#### [Document segment]
*** Block opens ***

Tuesday, October 14, 2014

Artificial Intelligence and Decision Making


In a recent discussion in my Enterprise Models class, a classmate and I discussed the limitations of Artificial Intelligence theories and human emotions. Here is my response:

From the research I have been doing over the years on AI specifically, one of the biggest challenges is how to program emotions into a computer system. I think there are two primary problems currently. One, and the main problem, is that modern computing technology processes thing in a linear fashion, every time slice of a CPU cycle is occupied by either a 1 or a 0. There is no middle ground, there is no gray area. Everything is black or white, and follows a strict logic rule set. What is currently being done with systems like Watson and Google's web crawler software is using software to simulate scenarios and have the hardware crunch the data, while another part of the software provides the processing logic through algorithmic manipulation thereby creating an intelligent system. Current intelligent systems are limited by the scope of their programming environment. Two, there isn't a programming language that yet exists that can accurately tell a computer how it needs to do what it needs to do in order to understand the logic behind a feeling. Most of the researchers I have found over the years say that technology isn't there yet, and I happen to agree. The possible solution to this quandary could be quantum computing.

With quantum computing a quibit offers a system the ability to see a data stream in two states simultaneously. Each quibit is BOTH on and off (1 and 0) in the same "time slice" of a processing cycle, leveraging the power of superposition and entanglement. This allows the system to perform many operations on the same data stream. Neural networks simulate this through software, but over hardware that still processes data in a linear fashion. What we need is the hardware to perform this, because it can perform it much faster than software could ever process the same data stream. Enter quantum computing. D-Wave Systems is the current leader in true quantum computing with their current D-Wave quantum computer, but their system is highly specialized at the moment due to a lack of programming knowledge...while the system has amazing potential, as you will see form a couple of the links below, no one really truly understands how to use it. There are other links below with details on their system and methodology.

*** Block closes ***

#### [Task A]
In the post on artificial intelligence and decision making, which company does the writer call the current leader in true quantum computing?
#### [Task B]
Carry on the post about artificial intelligence and quantum computing from its last sentence.

#### [Data excerpts]

*** Block opens ***

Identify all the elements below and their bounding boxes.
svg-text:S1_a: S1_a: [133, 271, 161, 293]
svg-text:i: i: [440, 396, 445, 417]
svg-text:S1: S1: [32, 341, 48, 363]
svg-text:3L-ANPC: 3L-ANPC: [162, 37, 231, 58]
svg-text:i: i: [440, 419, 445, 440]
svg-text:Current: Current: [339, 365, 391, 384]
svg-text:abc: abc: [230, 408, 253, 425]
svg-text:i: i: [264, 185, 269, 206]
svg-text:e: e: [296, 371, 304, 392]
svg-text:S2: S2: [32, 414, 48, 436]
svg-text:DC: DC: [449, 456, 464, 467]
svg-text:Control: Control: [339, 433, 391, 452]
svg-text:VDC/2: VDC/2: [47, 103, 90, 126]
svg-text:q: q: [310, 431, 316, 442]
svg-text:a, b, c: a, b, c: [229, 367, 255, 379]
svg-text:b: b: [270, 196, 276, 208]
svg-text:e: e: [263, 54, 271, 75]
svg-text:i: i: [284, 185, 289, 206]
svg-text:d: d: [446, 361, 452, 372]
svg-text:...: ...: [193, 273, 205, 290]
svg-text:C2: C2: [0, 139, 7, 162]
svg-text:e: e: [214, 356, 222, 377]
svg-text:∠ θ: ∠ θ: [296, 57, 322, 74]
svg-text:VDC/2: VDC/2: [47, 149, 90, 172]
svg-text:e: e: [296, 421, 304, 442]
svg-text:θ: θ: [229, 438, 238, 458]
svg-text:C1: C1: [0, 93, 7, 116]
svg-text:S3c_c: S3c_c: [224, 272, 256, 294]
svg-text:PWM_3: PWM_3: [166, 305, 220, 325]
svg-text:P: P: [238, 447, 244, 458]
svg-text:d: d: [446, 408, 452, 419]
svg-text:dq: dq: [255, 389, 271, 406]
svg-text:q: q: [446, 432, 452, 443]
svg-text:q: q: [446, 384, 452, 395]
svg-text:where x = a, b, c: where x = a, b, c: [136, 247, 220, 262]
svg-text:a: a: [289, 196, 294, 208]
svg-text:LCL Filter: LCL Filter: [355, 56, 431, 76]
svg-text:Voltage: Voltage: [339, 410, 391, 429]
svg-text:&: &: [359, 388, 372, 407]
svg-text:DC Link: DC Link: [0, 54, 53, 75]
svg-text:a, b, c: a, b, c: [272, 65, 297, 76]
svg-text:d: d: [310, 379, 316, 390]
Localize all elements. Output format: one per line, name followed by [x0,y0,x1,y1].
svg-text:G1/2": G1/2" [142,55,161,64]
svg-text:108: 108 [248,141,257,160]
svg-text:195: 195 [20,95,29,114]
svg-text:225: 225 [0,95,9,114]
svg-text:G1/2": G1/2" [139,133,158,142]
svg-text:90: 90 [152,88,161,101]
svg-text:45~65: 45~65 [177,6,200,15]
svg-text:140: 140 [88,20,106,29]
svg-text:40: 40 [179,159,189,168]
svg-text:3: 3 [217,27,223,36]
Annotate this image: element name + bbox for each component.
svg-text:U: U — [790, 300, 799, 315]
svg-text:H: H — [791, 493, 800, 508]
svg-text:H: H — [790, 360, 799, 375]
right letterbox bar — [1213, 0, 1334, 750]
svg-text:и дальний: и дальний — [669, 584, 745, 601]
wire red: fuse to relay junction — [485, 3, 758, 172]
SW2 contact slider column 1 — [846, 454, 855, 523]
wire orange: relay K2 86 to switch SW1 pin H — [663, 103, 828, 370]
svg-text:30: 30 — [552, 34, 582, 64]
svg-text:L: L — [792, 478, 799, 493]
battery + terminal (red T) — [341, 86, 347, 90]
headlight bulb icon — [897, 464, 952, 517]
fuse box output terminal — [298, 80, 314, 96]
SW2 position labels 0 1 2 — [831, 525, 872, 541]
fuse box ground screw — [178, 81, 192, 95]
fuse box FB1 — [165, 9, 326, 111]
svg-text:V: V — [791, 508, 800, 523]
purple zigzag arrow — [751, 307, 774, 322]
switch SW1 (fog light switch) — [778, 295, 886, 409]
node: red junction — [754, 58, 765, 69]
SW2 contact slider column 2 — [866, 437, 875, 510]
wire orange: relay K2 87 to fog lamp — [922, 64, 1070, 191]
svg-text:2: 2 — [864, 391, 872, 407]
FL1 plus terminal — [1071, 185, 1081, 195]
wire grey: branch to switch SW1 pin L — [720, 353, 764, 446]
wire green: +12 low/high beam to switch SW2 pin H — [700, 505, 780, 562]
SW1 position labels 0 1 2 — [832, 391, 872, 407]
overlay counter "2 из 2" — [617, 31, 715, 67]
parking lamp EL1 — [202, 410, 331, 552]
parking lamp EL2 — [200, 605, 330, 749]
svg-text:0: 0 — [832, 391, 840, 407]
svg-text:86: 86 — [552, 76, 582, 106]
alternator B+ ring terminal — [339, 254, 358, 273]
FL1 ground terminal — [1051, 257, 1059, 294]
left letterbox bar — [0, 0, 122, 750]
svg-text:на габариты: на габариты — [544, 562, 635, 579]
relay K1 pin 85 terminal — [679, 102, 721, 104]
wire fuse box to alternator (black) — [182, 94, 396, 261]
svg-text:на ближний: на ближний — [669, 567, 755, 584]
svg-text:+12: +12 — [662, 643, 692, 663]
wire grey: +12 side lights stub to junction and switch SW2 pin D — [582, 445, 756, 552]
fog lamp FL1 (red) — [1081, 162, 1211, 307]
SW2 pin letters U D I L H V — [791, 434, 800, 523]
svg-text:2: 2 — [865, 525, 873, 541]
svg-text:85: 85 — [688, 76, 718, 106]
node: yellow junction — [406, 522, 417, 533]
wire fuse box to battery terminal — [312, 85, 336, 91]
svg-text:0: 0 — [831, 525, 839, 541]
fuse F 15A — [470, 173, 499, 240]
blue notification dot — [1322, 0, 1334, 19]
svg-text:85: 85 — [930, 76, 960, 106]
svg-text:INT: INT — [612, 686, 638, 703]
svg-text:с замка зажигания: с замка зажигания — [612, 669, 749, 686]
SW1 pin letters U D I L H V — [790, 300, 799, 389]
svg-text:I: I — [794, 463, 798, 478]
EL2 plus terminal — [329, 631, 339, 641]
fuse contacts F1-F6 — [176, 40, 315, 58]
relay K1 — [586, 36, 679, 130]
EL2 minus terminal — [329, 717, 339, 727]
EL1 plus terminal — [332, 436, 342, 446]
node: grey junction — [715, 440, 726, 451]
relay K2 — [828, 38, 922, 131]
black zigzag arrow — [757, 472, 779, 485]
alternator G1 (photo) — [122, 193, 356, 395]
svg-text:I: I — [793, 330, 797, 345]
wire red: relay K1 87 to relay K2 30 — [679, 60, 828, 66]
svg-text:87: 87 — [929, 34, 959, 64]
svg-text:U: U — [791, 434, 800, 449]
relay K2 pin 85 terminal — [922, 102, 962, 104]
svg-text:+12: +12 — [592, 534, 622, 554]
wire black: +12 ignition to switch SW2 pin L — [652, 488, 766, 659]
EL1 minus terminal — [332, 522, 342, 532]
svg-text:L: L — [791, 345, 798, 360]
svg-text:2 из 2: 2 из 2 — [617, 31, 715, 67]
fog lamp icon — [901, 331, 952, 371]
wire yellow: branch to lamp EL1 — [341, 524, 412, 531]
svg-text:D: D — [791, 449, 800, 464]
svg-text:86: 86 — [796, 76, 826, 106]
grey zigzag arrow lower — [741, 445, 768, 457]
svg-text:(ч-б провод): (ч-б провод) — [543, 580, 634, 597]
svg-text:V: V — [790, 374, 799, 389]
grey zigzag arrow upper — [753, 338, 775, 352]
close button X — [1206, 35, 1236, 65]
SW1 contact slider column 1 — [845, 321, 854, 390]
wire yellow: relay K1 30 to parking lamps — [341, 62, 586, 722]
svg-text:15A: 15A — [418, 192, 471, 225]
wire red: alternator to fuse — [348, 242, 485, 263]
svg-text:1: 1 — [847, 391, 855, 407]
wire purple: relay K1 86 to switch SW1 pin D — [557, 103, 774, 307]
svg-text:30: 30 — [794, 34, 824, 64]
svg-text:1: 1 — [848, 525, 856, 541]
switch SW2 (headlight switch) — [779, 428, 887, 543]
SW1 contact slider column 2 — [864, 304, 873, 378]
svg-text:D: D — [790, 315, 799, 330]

*** Block closes ***

#### [Exercise response A]
D-Wave Systems.

#### [Exercise response B]
The problem with quantum computing is it requires a completely new way of perceiving computers and also a completely new way for users to interface with computers, not to mention new hardware that performs in ways modern hardware cannot. That is what I see as the next way of technological evolution. As transistors become subatomic through the help of graphine and carbon nanotubes, and technologies like memristors look to shatter our perceptions on information storage capacities and data throughput, quantum computers will become more common place across the landscape. The ability to create a true quantum system capable of processing complex emotional patterns is very real. Once we have a true quantum processor, and a true quantum operating system, then we will not only have the power to process it in fractions of nanosecond but also the programming logic and syntax to leverage an intelligent system, and possibly create a sentient computer system, otherwise known as AI.

AI is an fascinating concept, and exactly why it will be the focus of my post grad work. Quantum computing has been a subject I have dreamed about and followed since I was a young boy, before computers were common place and technology was still considered a super luxury. Today technology is seen as a necessary commodity, but there are still concepts that have yet to be discovered or invented, and quantum computing is currently the field of interest. Once we researchers and scientists figure it out, it will change the world.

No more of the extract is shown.